Galileu: Conheça a Inteligência Artificial desenvolvida pelo TRT-RS que despertou a atenção do STF

16 out 2024

O Tribunal Regional do Trabalho da 4ª Região (TRT-RS) deu um passo significativo em direção à modernização dos processos judiciais com o desenvolvimento do sistema Galileu, uma ferramenta de inteligência artificial (IA) que promete otimizar a produção de minutas de sentenças.

A inovação, concebida em 2023, surgiu a partir de um estudo técnico realizado pela Coordenadoria de Desenvolvimento de Sistemas da Secretaria de Tecnologia da Informação e Comunicações (Setic), com o objetivo de identificar tecnologias emergentes aplicáveis à Justiça do Trabalho.

A iniciativa foi, então, integrada como projeto do Laboratório de Inovação do TRT-4 (Linova), e se iniciou o desenvolvimento. O projeto, além de representar um avanço tecnológico, também responde à crescente demanda por maior eficiência nos trâmites judiciais.

O sistema Galileu foi criado para reduzir o volume de tarefas burocráticas enfrentadas pelos magistrados e servidores, no que diz respeito à elaboração de minutas de sentenças. A IA é utilizada para realizar uma leitura automática das petições iniciais e contestações, identificando os pedidos e apresentando resumos e sugestões de subsídios. Com isso, busca-se não apenas agilizar o processo decisório, mas também garantir maior padronização e segurança jurídica na produção das sentenças.

“Identificamos a aplicabilidade da IA generativa para automatizar, mesmo que em parte, a minuta de decisões”, destaca o diretor da Setic, André Farias.

Desde seu desenvolvimento, o sistema vem sendo testado em fases piloto, envolvendo juízes e suas equipes. A fase inicial contou com a participação de quatro magistrados, e agora já se encontra em sua segunda etapa, ampliada para sete juízes. Esses testes têm como objetivo validar a eficiência da ferramenta e preparar o terreno para sua futura implementação em larga escala, prevista para beneficiar todos os magistrados do TRT-RS.

“Estamos focados na validação do produto, ampliando testes para logo termos condições de disponibilizar a todas as juízas e juízes de primeiro grau”, ressalta o juiz auxiliar da Presidência e coordenador do Linova, Rodrigo Trindade. (confira abaixo a entrevista com o juiz Rodrigo Trindade)
+++++
*Tarefa proposta 1*: Reproduza o texto sobre o sistema Galileu começando em "16 out 2024" e terminando em "produção de minutas de sentenças.", trocando "ferramenta" por "solução".
*Tarefa proposta 2*:
Responda com base no texto sobre o sistema Galileu:
(a) Em que ano a inovação foi concebida?
(b) Quantos magistrados participaram da fase inicial de testes?
(c) Quem é o diretor da Setic?

*Extrato de dados*:
+++++
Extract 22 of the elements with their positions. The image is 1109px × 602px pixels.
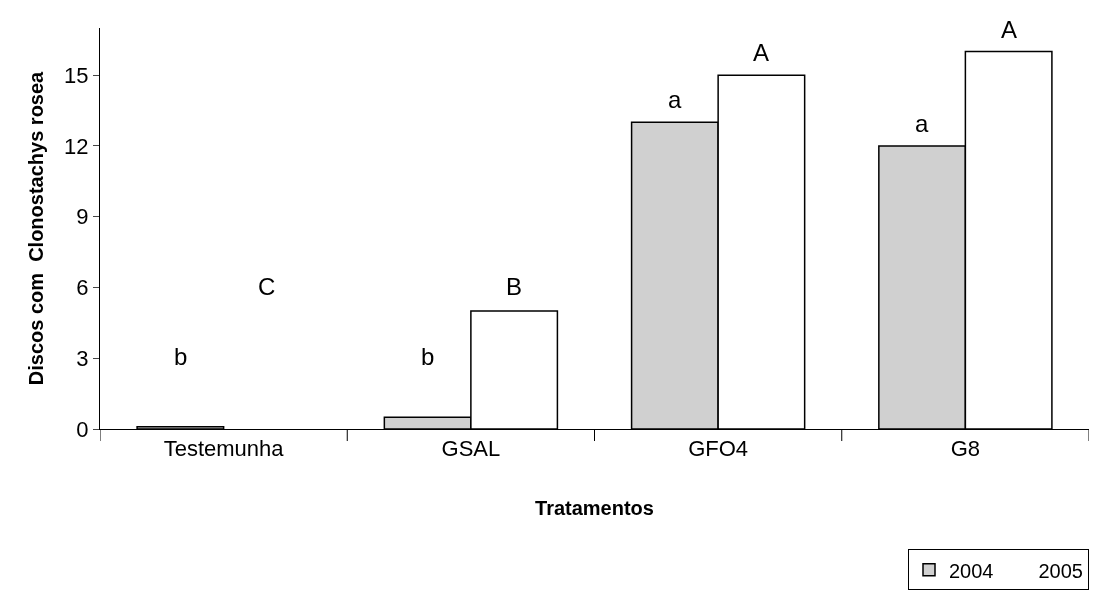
+++++
*Resposta completa 1*:
16 out 2024

O Tribunal Regional do Trabalho da 4ª Região (TRT-RS) deu um passo significativo em direção à modernização dos processos judiciais com o desenvolvimento do sistema Galileu, uma solução de inteligência artificial (IA) que promete otimizar a produção de minutas de sentenças.

*Resposta completa 2*:
(a) Em 2023.
(b) Quatro magistrados.
(c) André Farias.